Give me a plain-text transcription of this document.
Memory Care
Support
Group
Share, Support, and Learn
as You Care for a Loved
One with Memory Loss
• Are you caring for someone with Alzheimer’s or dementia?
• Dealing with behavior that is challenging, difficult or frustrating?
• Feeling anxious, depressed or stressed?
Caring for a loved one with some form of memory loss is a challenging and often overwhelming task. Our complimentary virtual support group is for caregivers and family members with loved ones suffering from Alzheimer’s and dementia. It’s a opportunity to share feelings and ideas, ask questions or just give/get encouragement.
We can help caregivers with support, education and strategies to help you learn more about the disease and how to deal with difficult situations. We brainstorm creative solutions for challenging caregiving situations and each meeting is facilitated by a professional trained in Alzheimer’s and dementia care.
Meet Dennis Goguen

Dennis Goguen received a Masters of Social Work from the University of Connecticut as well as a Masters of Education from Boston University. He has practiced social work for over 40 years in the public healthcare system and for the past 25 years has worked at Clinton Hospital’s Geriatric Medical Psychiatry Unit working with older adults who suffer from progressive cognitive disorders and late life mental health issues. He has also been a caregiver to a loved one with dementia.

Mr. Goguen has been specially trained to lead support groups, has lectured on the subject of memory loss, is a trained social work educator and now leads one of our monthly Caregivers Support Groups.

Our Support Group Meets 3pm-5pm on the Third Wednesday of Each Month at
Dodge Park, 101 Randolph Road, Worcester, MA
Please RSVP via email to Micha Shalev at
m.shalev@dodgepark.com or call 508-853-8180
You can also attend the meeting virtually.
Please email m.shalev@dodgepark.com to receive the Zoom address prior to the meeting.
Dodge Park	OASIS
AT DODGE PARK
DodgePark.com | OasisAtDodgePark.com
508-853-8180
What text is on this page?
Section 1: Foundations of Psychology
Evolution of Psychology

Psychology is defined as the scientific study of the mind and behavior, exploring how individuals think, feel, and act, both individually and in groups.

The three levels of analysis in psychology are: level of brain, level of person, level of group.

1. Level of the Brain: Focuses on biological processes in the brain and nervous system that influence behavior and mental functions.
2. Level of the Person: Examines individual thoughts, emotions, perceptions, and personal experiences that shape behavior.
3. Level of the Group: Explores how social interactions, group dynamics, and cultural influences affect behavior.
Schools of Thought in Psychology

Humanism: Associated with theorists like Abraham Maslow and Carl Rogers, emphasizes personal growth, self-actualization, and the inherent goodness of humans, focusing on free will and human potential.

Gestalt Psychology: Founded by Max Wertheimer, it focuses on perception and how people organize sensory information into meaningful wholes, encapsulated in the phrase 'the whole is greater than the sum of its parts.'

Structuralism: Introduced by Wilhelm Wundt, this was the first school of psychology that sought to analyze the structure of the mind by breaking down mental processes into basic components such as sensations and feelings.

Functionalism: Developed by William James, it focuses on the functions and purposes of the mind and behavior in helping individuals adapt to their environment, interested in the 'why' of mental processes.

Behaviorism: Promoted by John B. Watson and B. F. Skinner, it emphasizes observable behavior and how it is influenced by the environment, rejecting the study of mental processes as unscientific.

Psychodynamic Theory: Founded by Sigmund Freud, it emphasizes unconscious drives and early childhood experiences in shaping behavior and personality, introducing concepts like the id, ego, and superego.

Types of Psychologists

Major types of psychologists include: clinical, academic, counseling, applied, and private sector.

____

Each record must be repeated exactly as it is.

Give me a plain-text transcription of this document.
Memory Care
Support
Group
Share, Support, and Learn
as You Care for a Loved
One with Memory Loss
• Are you caring for someone with Alzheimer’s or dementia?
• Dealing with behavior that is challenging, difficult or frustrating?
• Feeling anxious, depressed or stressed?
Caring for a loved one with some form of memory loss is a challenging and often overwhelming task. Our complimentary virtual support group is for caregivers and family members with loved ones suffering from Alzheimer’s and dementia. It’s a opportunity to share feelings and ideas, ask questions or just give/get encouragement.
We can help caregivers with support, education and strategies to help you learn more about the disease and how to deal with difficult situations. We brainstorm creative solutions for challenging caregiving situations and each meeting is facilitated by a professional trained in Alzheimer’s and dementia care.
Meet Dennis Goguen

Dennis Goguen received a Masters of Social Work from the University of Connecticut as well as a Masters of Education from Boston University. He has practiced social work for over 40 years in the public healthcare system and for the past 25 years has worked at Clinton Hospital’s Geriatric Medical Psychiatry Unit working with older adults who suffer from progressive cognitive disorders and late life mental health issues. He has also been a caregiver to a loved one with dementia.

Mr. Goguen has been specially trained to lead support groups, has lectured on the subject of memory loss, is a trained social work educator and now leads one of our monthly Caregivers Support Groups.

Our Support Group Meets 3pm-5pm on the Third Wednesday of Each Month at
Dodge Park, 101 Randolph Road, Worcester, MA
Please RSVP via email to Micha Shalev at
m.shalev@dodgepark.com or call 508-853-8180
You can also attend the meeting virtually.
Please email m.shalev@dodgepark.com to receive the Zoom address prior to the meeting.
Dodge Park	OASIS
AT DODGE PARK
DodgePark.com | OasisAtDodgePark.com
508-853-8180
What text is on this page?
Section 1: Foundations of Psychology
Evolution of Psychology

Psychology is defined as the scientific study of the mind and behavior, exploring how individuals think, feel, and act, both individually and in groups.

The three levels of analysis in psychology are: level of brain, level of person, level of group.

1. Level of the Brain: Focuses on biological processes in the brain and nervous system that influence behavior and mental functions.
2. Level of the Person: Examines individual thoughts, emotions, perceptions, and personal experiences that shape behavior.
3. Level of the Group: Explores how social interactions, group dynamics, and cultural influences affect behavior.
Schools of Thought in Psychology

Humanism: Associated with theorists like Abraham Maslow and Carl Rogers, emphasizes personal growth, self-actualization, and the inherent goodness of humans, focusing on free will and human potential.

Gestalt Psychology: Founded by Max Wertheimer, it focuses on perception and how people organize sensory information into meaningful wholes, encapsulated in the phrase 'the whole is greater than the sum of its parts.'

Structuralism: Introduced by Wilhelm Wundt, this was the first school of psychology that sought to analyze the structure of the mind by breaking down mental processes into basic components such as sensations and feelings.

Functionalism: Developed by William James, it focuses on the functions and purposes of the mind and behavior in helping individuals adapt to their environment, interested in the 'why' of mental processes.

Behaviorism: Promoted by John B. Watson and B. F. Skinner, it emphasizes observable behavior and how it is influenced by the environment, rejecting the study of mental processes as unscientific.

Psychodynamic Theory: Founded by Sigmund Freud, it emphasizes unconscious drives and early childhood experiences in shaping behavior and personality, introducing concepts like the id, ego, and superego.

Types of Psychologists

Major types of psychologists include: clinical, academic, counseling, applied, and private sector.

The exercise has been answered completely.